* _TASK_: The answer should be a single number: how many lines of the entries below hold the word "adjust".

==================================================

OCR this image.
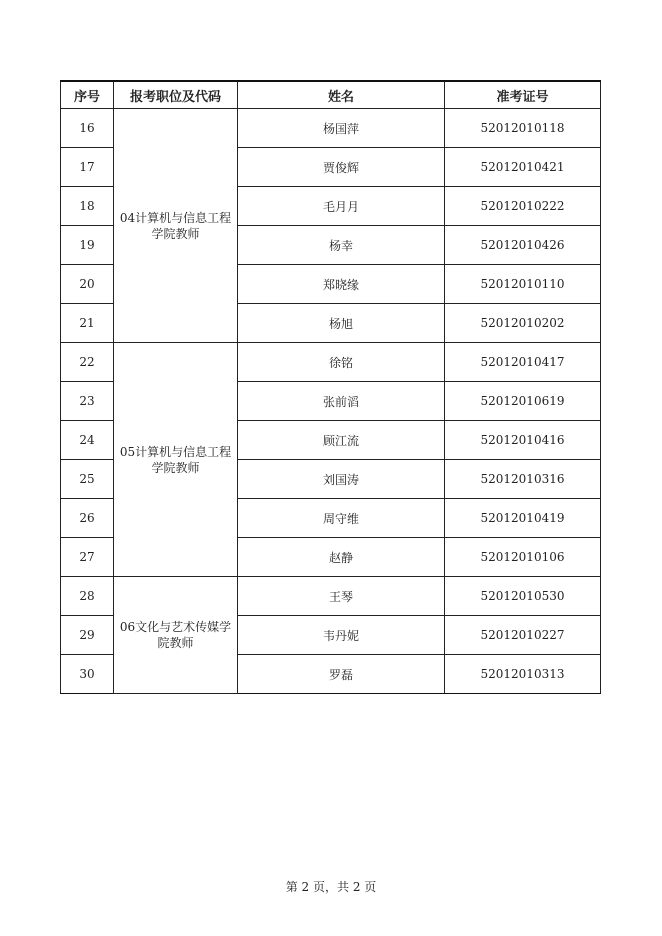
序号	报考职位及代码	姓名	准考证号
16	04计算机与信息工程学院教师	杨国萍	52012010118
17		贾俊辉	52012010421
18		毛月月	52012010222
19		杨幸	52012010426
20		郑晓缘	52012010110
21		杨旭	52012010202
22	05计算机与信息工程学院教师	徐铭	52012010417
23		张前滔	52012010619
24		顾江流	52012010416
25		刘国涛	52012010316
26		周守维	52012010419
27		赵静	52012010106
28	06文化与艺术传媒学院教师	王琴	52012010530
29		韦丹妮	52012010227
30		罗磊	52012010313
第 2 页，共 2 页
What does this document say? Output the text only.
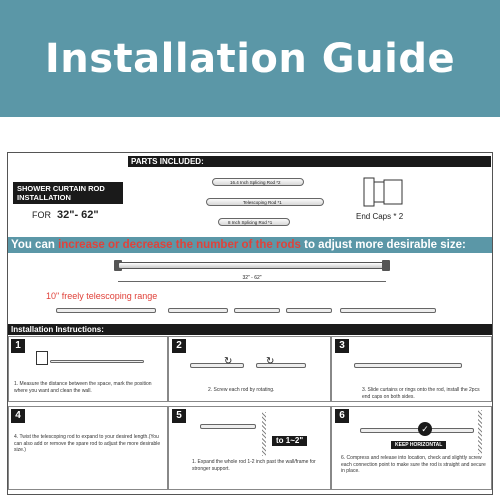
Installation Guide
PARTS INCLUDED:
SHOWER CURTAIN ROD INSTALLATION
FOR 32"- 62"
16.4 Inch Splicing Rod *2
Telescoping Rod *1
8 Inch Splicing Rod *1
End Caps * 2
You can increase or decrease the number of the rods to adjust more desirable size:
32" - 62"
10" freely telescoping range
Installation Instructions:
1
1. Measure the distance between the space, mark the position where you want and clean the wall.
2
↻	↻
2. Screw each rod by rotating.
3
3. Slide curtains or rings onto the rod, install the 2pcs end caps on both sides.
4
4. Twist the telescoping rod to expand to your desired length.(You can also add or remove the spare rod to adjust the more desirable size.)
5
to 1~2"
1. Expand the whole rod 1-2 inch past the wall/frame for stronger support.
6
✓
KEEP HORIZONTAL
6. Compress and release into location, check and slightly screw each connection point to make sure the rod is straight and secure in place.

==================================================

* _SOLUTION TO THE EXERCISE_: 2